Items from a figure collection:
⁂
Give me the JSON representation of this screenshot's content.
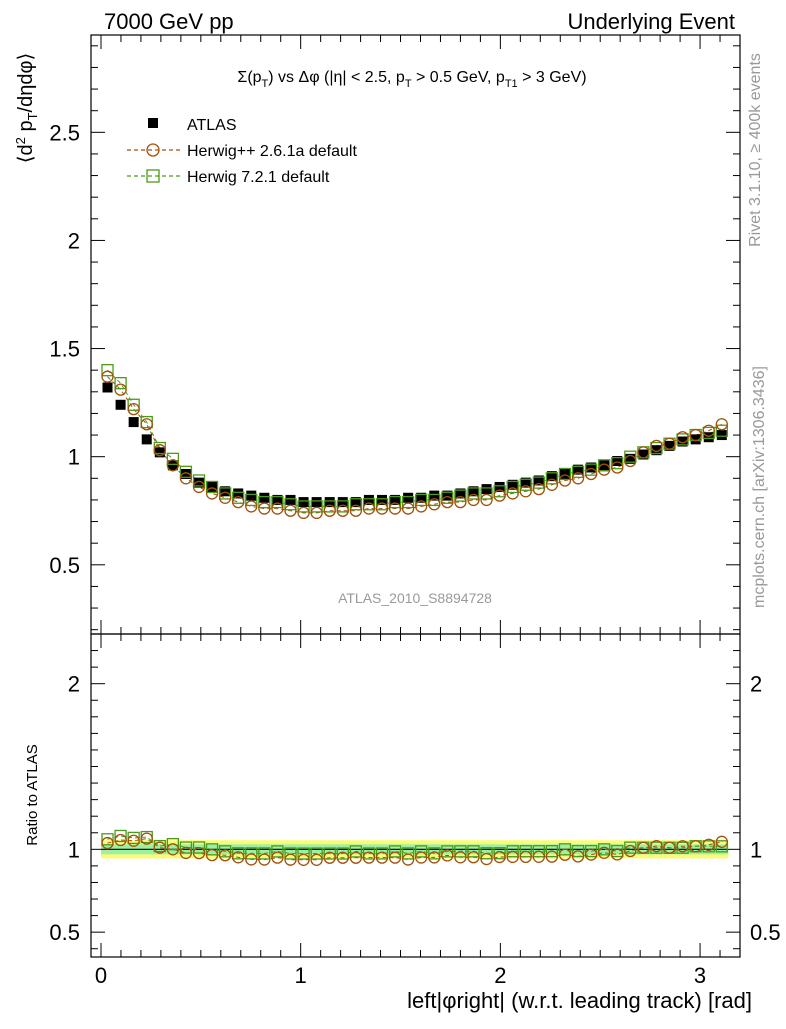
{
  "header": {
    "left": "7000 GeV pp",
    "right": "Underlying Event"
  },
  "side_text": {
    "rivet": "Rivet 3.1.10, ≥ 400k events",
    "mcplots": "mcplots.cern.ch [arXiv:1306.3436]"
  },
  "watermark": "ATLAS_2010_S8894728",
  "chart_data": [
    {
      "type": "scatter",
      "title": "Σ(p_T) vs Δφ (|η| < 2.5, p_T > 0.5 GeV, p_T1 > 3 GeV)",
      "xlabel": "left|φright| (w.r.t. leading track) [rad]",
      "ylabel": "⟨d² p_T/dηdφ⟩",
      "xlim": [
        -0.05,
        3.2
      ],
      "ylim": [
        0.18,
        2.95
      ],
      "y_ticks": [
        "0.5",
        "1",
        "1.5",
        "2",
        "2.5"
      ],
      "x_ticks": [
        "0",
        "1",
        "2",
        "3"
      ],
      "legend": [
        {
          "name": "ATLAS",
          "marker": "square-filled",
          "color": "#000000"
        },
        {
          "name": "Herwig++ 2.6.1a default",
          "marker": "circle-open",
          "color": "#a0520a"
        },
        {
          "name": "Herwig 7.2.1 default",
          "marker": "square-open",
          "color": "#4c9a1b"
        }
      ],
      "x": [
        0.0327,
        0.0982,
        0.1636,
        0.2291,
        0.2945,
        0.36,
        0.4254,
        0.4909,
        0.5563,
        0.6218,
        0.6872,
        0.7527,
        0.8181,
        0.8836,
        0.949,
        1.0145,
        1.0799,
        1.1454,
        1.2108,
        1.2763,
        1.3417,
        1.4072,
        1.4726,
        1.5381,
        1.6035,
        1.669,
        1.7344,
        1.7999,
        1.8653,
        1.9308,
        1.9962,
        2.0617,
        2.1271,
        2.1926,
        2.258,
        2.3235,
        2.3889,
        2.4544,
        2.5198,
        2.5853,
        2.6507,
        2.7162,
        2.7816,
        2.8471,
        2.9125,
        2.978,
        3.0434,
        3.1089
      ],
      "series": [
        {
          "name": "ATLAS",
          "values": [
            1.32,
            1.24,
            1.16,
            1.08,
            1.02,
            0.96,
            0.92,
            0.88,
            0.86,
            0.84,
            0.83,
            0.82,
            0.81,
            0.8,
            0.8,
            0.79,
            0.79,
            0.79,
            0.79,
            0.79,
            0.8,
            0.8,
            0.8,
            0.81,
            0.81,
            0.82,
            0.82,
            0.83,
            0.84,
            0.85,
            0.86,
            0.87,
            0.88,
            0.89,
            0.91,
            0.92,
            0.94,
            0.95,
            0.96,
            0.98,
            0.99,
            1.01,
            1.03,
            1.05,
            1.07,
            1.08,
            1.09,
            1.1
          ]
        },
        {
          "name": "Herwig++ 2.6.1a default",
          "values": [
            1.37,
            1.31,
            1.22,
            1.15,
            1.03,
            0.96,
            0.9,
            0.86,
            0.83,
            0.81,
            0.79,
            0.77,
            0.76,
            0.76,
            0.75,
            0.74,
            0.74,
            0.75,
            0.75,
            0.75,
            0.76,
            0.76,
            0.76,
            0.76,
            0.77,
            0.78,
            0.79,
            0.79,
            0.8,
            0.8,
            0.82,
            0.83,
            0.84,
            0.85,
            0.87,
            0.89,
            0.9,
            0.92,
            0.94,
            0.95,
            0.98,
            1.02,
            1.05,
            1.06,
            1.09,
            1.1,
            1.12,
            1.15
          ]
        },
        {
          "name": "Herwig 7.2.1 default",
          "values": [
            1.4,
            1.34,
            1.24,
            1.16,
            1.04,
            0.99,
            0.93,
            0.89,
            0.86,
            0.83,
            0.81,
            0.8,
            0.79,
            0.79,
            0.78,
            0.77,
            0.77,
            0.77,
            0.77,
            0.78,
            0.78,
            0.78,
            0.79,
            0.79,
            0.8,
            0.8,
            0.81,
            0.82,
            0.83,
            0.83,
            0.84,
            0.86,
            0.87,
            0.88,
            0.9,
            0.92,
            0.93,
            0.94,
            0.96,
            0.97,
            1.0,
            1.02,
            1.04,
            1.06,
            1.08,
            1.1,
            1.11,
            1.12
          ]
        }
      ]
    },
    {
      "type": "scatter",
      "xlabel": "left|φright| (w.r.t. leading track) [rad]",
      "ylabel": "Ratio to ATLAS",
      "xlim": [
        -0.05,
        3.2
      ],
      "ylim": [
        0.35,
        2.3
      ],
      "y_ticks": [
        "0.5",
        "1",
        "2"
      ],
      "x_ticks": [
        "0",
        "1",
        "2",
        "3"
      ],
      "band_inner": [
        0.97,
        1.03
      ],
      "band_outer": [
        0.945,
        1.055
      ],
      "reference": 1.0
    }
  ],
  "colors": {
    "band_outer": "#fbfb78",
    "band_inner": "#9cf0a4",
    "herwig_pp": "#a0520a",
    "herwig7": "#4c9a1b"
  }
}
⁂
◆ **What to produce**: Leave out all pictures, then copy the remaining material exactly.

◆ **Exercise solution**:
Give me the JSON representation of this screenshot's content.
{
  "header": {
    "left": "7000 GeV pp",
    "right": "Underlying Event"
  },
  "side_text": {
    "rivet": "Rivet 3.1.10, ≥ 400k events",
    "mcplots": "mcplots.cern.ch [arXiv:1306.3436]"
  },
  "watermark": "ATLAS_2010_S8894728",
  "chart_data": [
    {
      "type": "scatter",
      "title": "Σ(p_T) vs Δφ (|η| < 2.5, p_T > 0.5 GeV, p_T1 > 3 GeV)",
      "xlabel": "left|φright| (w.r.t. leading track) [rad]",
      "ylabel": "⟨d² p_T/dηdφ⟩",
      "xlim": [
        -0.05,
        3.2
      ],
      "ylim": [
        0.18,
        2.95
      ],
      "y_ticks": [
        "0.5",
        "1",
        "1.5",
        "2",
        "2.5"
      ],
      "x_ticks": [
        "0",
        "1",
        "2",
        "3"
      ],
      "legend": [
        {
          "name": "ATLAS",
          "marker": "square-filled",
          "color": "#000000"
        },
        {
          "name": "Herwig++ 2.6.1a default",
          "marker": "circle-open",
          "color": "#a0520a"
        },
        {
          "name": "Herwig 7.2.1 default",
          "marker": "square-open",
          "color": "#4c9a1b"
        }
      ],
      "x": [
        0.0327,
        0.0982,
        0.1636,
        0.2291,
        0.2945,
        0.36,
        0.4254,
        0.4909,
        0.5563,
        0.6218,
        0.6872,
        0.7527,
        0.8181,
        0.8836,
        0.949,
        1.0145,
        1.0799,
        1.1454,
        1.2108,
        1.2763,
        1.3417,
        1.4072,
        1.4726,
        1.5381,
        1.6035,
        1.669,
        1.7344,
        1.7999,
        1.8653,
        1.9308,
        1.9962,
        2.0617,
        2.1271,
        2.1926,
        2.258,
        2.3235,
        2.3889,
        2.4544,
        2.5198,
        2.5853,
        2.6507,
        2.7162,
        2.7816,
        2.8471,
        2.9125,
        2.978,
        3.0434,
        3.1089
      ],
      "series": [
        {
          "name": "ATLAS",
          "values": [
            1.32,
            1.24,
            1.16,
            1.08,
            1.02,
            0.96,
            0.92,
            0.88,
            0.86,
            0.84,
            0.83,
            0.82,
            0.81,
            0.8,
            0.8,
            0.79,
            0.79,
            0.79,
            0.79,
            0.79,
            0.8,
            0.8,
            0.8,
            0.81,
            0.81,
            0.82,
            0.82,
            0.83,
            0.84,
            0.85,
            0.86,
            0.87,
            0.88,
            0.89,
            0.91,
            0.92,
            0.94,
            0.95,
            0.96,
            0.98,
            0.99,
            1.01,
            1.03,
            1.05,
            1.07,
            1.08,
            1.09,
            1.1
          ]
        },
        {
          "name": "Herwig++ 2.6.1a default",
          "values": [
            1.37,
            1.31,
            1.22,
            1.15,
            1.03,
            0.96,
            0.9,
            0.86,
            0.83,
            0.81,
            0.79,
            0.77,
            0.76,
            0.76,
            0.75,
            0.74,
            0.74,
            0.75,
            0.75,
            0.75,
            0.76,
            0.76,
            0.76,
            0.76,
            0.77,
            0.78,
            0.79,
            0.79,
            0.8,
            0.8,
            0.82,
            0.83,
            0.84,
            0.85,
            0.87,
            0.89,
            0.9,
            0.92,
            0.94,
            0.95,
            0.98,
            1.02,
            1.05,
            1.06,
            1.09,
            1.1,
            1.12,
            1.15
          ]
        },
        {
          "name": "Herwig 7.2.1 default",
          "values": [
            1.4,
            1.34,
            1.24,
            1.16,
            1.04,
            0.99,
            0.93,
            0.89,
            0.86,
            0.83,
            0.81,
            0.8,
            0.79,
            0.79,
            0.78,
            0.77,
            0.77,
            0.77,
            0.77,
            0.78,
            0.78,
            0.78,
            0.79,
            0.79,
            0.8,
            0.8,
            0.81,
            0.82,
            0.83,
            0.83,
            0.84,
            0.86,
            0.87,
            0.88,
            0.9,
            0.92,
            0.93,
            0.94,
            0.96,
            0.97,
            1.0,
            1.02,
            1.04,
            1.06,
            1.08,
            1.1,
            1.11,
            1.12
          ]
        }
      ]
    },
    {
      "type": "scatter",
      "xlabel": "left|φright| (w.r.t. leading track) [rad]",
      "ylabel": "Ratio to ATLAS",
      "xlim": [
        -0.05,
        3.2
      ],
      "ylim": [
        0.35,
        2.3
      ],
      "y_ticks": [
        "0.5",
        "1",
        "2"
      ],
      "x_ticks": [
        "0",
        "1",
        "2",
        "3"
      ],
      "band_inner": [
        0.97,
        1.03
      ],
      "band_outer": [
        0.945,
        1.055
      ],
      "reference": 1.0
    }
  ],
  "colors": {
    "band_outer": "#fbfb78",
    "band_inner": "#9cf0a4",
    "herwig_pp": "#a0520a",
    "herwig7": "#4c9a1b"
  }
}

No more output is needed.